### Task requirements
Go through the material and pull out every line with the string "Question" in it.

### The input
· · · · · · ·

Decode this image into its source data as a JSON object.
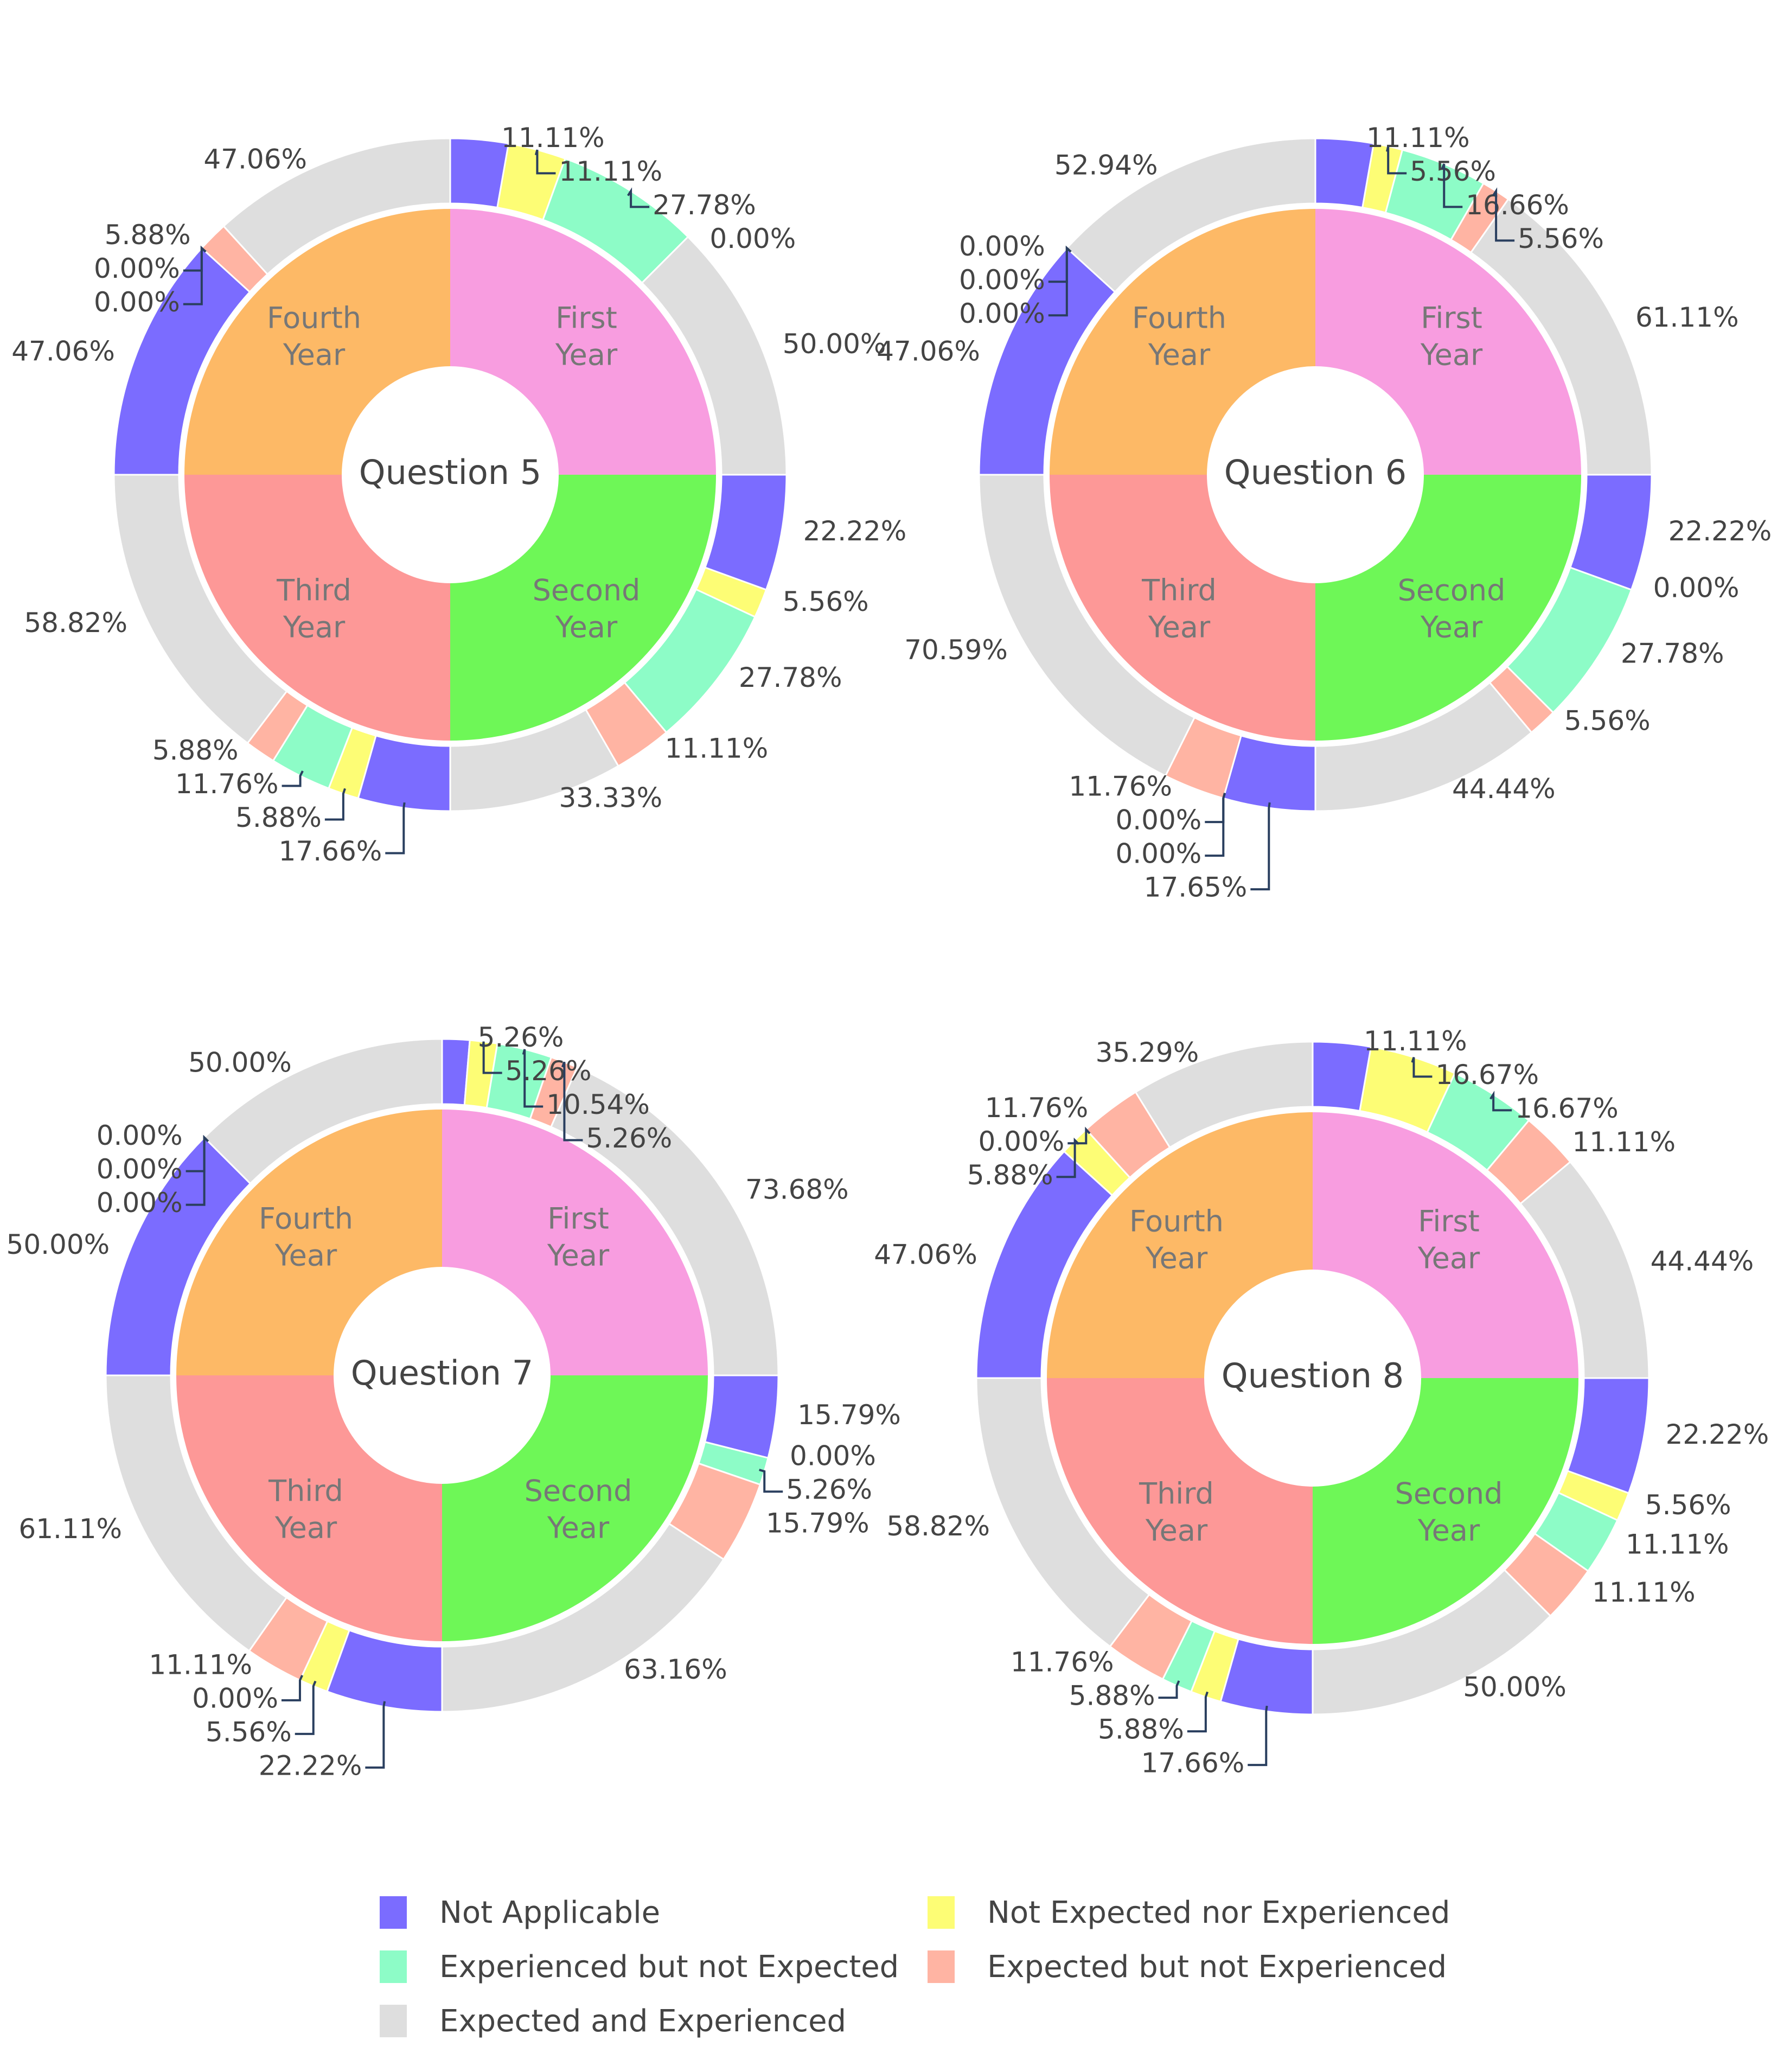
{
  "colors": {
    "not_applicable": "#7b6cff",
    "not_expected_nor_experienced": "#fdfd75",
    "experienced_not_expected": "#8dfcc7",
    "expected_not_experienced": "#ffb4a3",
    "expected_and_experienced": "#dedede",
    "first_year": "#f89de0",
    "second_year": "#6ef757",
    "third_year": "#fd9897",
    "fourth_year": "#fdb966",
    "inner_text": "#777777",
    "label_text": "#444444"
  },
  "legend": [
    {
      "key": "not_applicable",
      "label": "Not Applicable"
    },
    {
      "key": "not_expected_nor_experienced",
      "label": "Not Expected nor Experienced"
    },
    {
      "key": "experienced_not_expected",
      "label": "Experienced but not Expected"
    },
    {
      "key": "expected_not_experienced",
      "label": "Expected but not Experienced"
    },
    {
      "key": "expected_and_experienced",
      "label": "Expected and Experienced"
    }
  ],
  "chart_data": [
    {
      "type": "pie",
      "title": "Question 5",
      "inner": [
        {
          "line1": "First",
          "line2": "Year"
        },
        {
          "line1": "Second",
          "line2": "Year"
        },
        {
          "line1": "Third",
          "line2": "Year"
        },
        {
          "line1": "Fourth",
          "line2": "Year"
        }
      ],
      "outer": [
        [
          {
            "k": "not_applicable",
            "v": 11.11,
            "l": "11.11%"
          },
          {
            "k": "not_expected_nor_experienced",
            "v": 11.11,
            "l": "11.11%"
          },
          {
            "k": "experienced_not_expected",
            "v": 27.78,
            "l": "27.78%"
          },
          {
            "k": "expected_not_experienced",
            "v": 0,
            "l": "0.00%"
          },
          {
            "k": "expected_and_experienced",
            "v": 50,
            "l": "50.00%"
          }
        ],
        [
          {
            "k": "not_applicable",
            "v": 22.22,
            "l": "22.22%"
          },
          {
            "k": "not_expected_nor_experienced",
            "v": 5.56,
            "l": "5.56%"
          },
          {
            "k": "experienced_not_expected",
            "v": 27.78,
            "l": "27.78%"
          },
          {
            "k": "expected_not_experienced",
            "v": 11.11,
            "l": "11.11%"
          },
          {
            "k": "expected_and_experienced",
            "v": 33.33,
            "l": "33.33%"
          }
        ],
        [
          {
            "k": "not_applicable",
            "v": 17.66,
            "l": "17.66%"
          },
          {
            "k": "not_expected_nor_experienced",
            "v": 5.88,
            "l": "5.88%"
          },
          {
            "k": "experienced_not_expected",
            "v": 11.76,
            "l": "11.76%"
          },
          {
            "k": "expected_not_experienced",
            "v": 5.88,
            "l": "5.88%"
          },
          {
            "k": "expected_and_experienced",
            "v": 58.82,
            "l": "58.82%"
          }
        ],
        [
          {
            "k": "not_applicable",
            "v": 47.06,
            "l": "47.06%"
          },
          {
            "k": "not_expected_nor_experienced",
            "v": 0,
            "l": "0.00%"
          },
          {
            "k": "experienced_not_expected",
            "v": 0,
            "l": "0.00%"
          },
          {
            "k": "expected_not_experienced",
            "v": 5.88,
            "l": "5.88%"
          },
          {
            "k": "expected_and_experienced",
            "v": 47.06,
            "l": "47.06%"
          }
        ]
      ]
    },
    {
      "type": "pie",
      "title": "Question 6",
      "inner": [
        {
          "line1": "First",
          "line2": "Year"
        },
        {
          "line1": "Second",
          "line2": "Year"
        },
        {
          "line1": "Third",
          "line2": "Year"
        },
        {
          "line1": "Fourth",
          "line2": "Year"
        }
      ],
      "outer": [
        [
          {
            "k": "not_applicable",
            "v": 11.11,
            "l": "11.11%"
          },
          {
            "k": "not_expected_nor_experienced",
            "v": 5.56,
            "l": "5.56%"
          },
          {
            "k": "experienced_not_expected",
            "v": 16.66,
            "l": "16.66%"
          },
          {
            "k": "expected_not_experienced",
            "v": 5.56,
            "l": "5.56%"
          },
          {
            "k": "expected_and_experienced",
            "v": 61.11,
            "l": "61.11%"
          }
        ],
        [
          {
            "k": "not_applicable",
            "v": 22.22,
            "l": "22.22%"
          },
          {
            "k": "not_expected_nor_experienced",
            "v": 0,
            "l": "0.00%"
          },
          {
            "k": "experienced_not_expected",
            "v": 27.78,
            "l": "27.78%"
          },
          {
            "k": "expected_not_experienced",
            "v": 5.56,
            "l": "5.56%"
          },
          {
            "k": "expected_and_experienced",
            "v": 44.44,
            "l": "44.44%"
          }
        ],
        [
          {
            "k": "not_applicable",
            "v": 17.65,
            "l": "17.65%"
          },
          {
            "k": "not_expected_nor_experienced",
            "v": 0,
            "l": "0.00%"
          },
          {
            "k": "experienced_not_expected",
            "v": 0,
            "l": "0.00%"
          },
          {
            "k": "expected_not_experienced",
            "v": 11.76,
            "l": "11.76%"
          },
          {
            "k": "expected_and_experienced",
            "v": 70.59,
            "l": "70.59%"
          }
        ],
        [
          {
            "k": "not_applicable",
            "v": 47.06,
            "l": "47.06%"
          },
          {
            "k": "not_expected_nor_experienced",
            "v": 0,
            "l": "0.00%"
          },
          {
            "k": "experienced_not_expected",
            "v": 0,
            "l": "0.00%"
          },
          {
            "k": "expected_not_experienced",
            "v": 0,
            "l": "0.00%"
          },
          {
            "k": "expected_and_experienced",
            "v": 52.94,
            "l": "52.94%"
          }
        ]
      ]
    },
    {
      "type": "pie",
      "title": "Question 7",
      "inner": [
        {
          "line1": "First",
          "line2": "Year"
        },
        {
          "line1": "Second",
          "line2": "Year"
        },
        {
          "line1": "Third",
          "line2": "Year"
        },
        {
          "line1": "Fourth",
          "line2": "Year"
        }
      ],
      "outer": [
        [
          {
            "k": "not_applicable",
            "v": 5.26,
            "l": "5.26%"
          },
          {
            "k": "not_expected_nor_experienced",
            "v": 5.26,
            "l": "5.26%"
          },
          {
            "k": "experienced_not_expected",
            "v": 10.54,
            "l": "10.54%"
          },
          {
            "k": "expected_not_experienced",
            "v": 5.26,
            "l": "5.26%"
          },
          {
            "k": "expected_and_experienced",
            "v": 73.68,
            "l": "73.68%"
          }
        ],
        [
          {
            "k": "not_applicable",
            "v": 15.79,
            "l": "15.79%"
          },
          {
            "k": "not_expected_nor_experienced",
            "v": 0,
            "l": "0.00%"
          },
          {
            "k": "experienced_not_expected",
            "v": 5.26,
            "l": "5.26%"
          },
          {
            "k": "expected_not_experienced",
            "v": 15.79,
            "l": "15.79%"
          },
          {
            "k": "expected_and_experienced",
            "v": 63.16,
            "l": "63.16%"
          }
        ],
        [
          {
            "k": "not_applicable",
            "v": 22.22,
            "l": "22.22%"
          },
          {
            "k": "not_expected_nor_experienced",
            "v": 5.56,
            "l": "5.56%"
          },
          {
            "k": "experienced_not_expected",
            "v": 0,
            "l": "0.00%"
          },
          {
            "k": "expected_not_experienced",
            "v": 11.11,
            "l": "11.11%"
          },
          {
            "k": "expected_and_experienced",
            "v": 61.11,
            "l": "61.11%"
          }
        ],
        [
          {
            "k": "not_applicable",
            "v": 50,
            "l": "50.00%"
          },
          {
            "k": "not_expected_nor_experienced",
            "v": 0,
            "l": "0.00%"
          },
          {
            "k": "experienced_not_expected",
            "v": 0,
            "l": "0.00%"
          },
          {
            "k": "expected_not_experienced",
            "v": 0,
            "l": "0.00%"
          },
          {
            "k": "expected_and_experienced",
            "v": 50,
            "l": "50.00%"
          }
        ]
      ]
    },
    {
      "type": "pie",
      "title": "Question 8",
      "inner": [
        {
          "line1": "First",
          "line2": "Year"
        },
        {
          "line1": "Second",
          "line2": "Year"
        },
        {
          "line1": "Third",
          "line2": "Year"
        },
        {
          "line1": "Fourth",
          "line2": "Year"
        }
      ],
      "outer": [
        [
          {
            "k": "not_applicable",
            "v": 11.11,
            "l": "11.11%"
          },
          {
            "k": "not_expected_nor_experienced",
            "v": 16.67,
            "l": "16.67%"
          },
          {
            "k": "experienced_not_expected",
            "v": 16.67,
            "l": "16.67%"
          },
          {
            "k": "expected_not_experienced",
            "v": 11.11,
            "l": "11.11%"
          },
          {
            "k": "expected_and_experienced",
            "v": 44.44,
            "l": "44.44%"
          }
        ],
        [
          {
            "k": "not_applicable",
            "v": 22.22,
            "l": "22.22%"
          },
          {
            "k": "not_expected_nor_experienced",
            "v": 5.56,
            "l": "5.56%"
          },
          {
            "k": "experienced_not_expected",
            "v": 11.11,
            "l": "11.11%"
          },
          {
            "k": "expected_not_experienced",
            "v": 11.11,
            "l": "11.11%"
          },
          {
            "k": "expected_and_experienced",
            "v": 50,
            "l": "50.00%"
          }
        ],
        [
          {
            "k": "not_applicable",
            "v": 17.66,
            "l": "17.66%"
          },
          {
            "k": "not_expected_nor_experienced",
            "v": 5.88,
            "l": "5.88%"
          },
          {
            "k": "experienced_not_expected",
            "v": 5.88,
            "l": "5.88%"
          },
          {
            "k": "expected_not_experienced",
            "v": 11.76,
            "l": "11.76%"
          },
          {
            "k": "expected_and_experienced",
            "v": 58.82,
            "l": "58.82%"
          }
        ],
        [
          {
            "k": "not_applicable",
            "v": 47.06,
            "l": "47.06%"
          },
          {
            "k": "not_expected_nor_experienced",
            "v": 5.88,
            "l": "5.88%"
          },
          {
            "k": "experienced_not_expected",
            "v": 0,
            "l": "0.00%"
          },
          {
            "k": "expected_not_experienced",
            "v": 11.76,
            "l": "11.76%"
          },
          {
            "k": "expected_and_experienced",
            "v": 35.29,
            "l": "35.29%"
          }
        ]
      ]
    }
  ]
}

· · · · · · ·

### Correct result
      "title": "Question 5",
      "title": "Question 6",
      "title": "Question 7",
      "title": "Question 8",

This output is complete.